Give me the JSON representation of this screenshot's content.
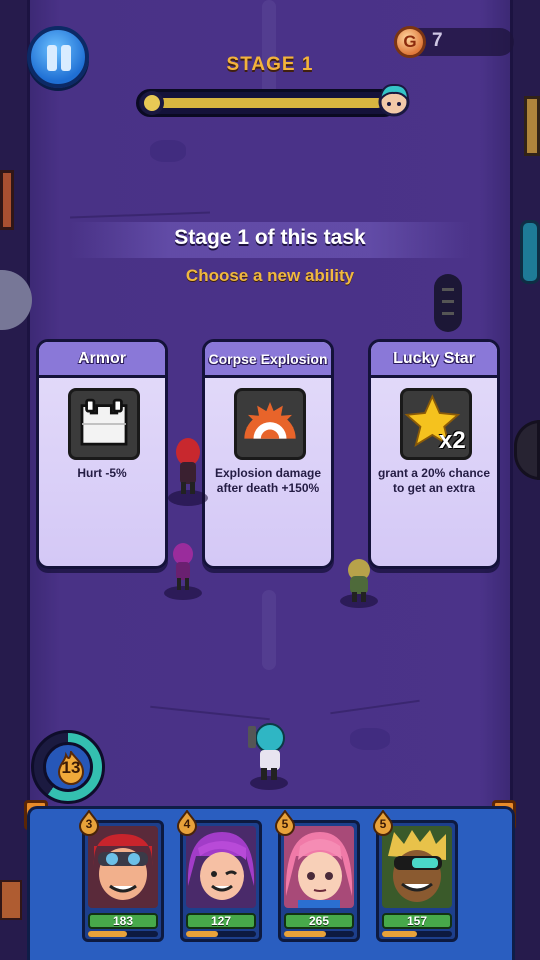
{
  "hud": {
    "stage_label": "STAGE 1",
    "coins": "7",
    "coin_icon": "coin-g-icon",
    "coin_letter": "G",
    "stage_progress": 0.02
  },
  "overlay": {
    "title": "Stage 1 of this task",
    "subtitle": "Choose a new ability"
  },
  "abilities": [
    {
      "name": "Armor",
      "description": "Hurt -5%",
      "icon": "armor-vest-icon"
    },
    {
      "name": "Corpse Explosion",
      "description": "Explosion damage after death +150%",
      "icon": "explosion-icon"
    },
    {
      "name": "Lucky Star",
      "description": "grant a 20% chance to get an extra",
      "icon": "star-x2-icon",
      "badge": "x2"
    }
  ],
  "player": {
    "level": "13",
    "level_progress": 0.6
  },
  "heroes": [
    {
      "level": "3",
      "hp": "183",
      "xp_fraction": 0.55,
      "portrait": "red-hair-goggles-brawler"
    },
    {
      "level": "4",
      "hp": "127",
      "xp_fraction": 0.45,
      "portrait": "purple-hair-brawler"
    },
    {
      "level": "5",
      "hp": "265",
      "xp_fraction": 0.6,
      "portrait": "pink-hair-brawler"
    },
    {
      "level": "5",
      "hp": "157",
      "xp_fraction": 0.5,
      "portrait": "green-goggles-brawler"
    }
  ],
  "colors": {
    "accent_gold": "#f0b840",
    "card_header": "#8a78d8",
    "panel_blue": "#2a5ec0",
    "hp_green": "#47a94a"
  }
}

---+---

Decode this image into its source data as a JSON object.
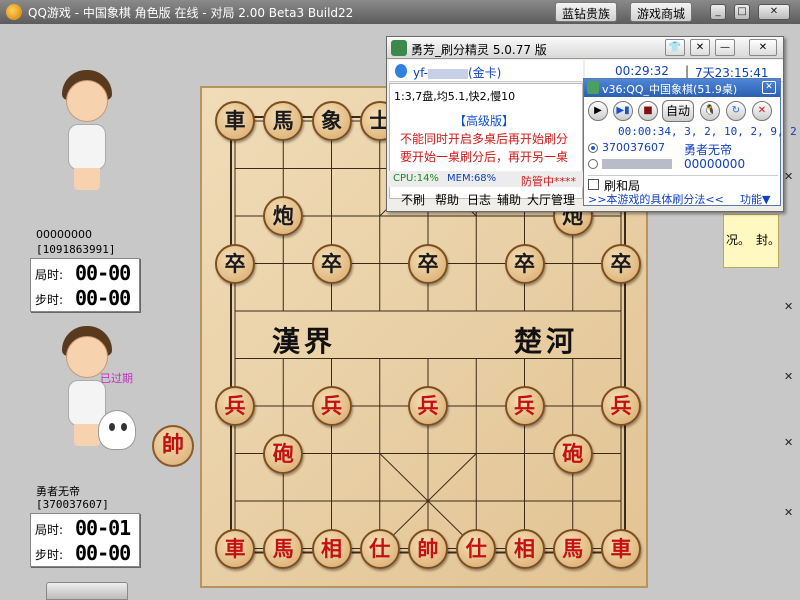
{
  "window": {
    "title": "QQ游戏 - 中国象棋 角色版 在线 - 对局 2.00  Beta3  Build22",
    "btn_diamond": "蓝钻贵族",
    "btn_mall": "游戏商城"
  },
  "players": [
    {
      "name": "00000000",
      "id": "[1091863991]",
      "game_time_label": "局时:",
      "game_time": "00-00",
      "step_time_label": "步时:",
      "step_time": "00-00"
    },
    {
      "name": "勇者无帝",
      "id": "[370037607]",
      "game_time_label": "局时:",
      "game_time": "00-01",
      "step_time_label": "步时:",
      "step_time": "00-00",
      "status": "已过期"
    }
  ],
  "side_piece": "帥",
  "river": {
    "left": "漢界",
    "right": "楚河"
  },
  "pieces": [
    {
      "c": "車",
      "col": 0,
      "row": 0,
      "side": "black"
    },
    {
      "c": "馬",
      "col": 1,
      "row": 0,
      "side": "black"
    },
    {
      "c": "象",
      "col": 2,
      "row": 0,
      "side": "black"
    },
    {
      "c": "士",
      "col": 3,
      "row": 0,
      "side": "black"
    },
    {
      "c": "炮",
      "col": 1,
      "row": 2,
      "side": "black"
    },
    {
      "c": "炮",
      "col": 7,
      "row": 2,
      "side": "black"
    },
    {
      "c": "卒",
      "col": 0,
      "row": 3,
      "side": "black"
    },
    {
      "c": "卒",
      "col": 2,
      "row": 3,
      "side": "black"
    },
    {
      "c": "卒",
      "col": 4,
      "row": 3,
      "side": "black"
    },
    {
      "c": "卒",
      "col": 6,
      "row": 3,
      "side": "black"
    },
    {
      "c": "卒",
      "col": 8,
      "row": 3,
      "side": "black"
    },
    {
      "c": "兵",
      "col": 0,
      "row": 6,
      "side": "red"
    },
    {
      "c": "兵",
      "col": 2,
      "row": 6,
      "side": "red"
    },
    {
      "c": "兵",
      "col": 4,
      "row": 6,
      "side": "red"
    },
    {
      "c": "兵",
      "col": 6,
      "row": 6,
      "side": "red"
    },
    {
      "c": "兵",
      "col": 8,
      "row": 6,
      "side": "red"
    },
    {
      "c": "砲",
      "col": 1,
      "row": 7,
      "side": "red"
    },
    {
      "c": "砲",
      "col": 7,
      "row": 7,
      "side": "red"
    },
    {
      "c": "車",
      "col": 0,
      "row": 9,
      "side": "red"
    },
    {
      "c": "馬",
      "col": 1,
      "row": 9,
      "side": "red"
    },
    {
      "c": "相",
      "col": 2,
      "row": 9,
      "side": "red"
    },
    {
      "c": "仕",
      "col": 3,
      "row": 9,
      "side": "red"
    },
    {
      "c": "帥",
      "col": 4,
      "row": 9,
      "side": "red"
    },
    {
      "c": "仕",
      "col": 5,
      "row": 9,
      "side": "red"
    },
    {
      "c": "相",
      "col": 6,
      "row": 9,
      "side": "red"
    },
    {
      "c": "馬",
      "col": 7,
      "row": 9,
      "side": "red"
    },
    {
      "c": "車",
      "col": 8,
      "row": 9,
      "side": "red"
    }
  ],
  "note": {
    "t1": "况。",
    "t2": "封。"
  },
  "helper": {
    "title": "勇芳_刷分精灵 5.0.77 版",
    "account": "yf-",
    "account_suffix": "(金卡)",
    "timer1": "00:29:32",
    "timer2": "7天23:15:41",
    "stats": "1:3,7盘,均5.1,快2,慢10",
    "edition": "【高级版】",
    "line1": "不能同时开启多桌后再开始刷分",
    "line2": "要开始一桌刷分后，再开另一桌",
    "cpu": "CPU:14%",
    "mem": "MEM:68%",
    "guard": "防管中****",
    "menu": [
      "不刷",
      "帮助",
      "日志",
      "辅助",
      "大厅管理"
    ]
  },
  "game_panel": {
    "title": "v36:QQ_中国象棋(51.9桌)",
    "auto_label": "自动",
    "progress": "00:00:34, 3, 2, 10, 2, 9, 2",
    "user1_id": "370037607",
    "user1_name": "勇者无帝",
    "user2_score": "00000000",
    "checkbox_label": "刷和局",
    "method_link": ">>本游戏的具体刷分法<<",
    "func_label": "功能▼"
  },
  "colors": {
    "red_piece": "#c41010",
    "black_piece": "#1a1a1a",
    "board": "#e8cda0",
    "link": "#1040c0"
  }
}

---+---

What the task asks -> Search the data for the word "hair" and copy each line where it appears.

Exercise response ->
      "portrait": "red-hair-goggles-brawler"
      "portrait": "purple-hair-brawler"
      "portrait": "pink-hair-brawler"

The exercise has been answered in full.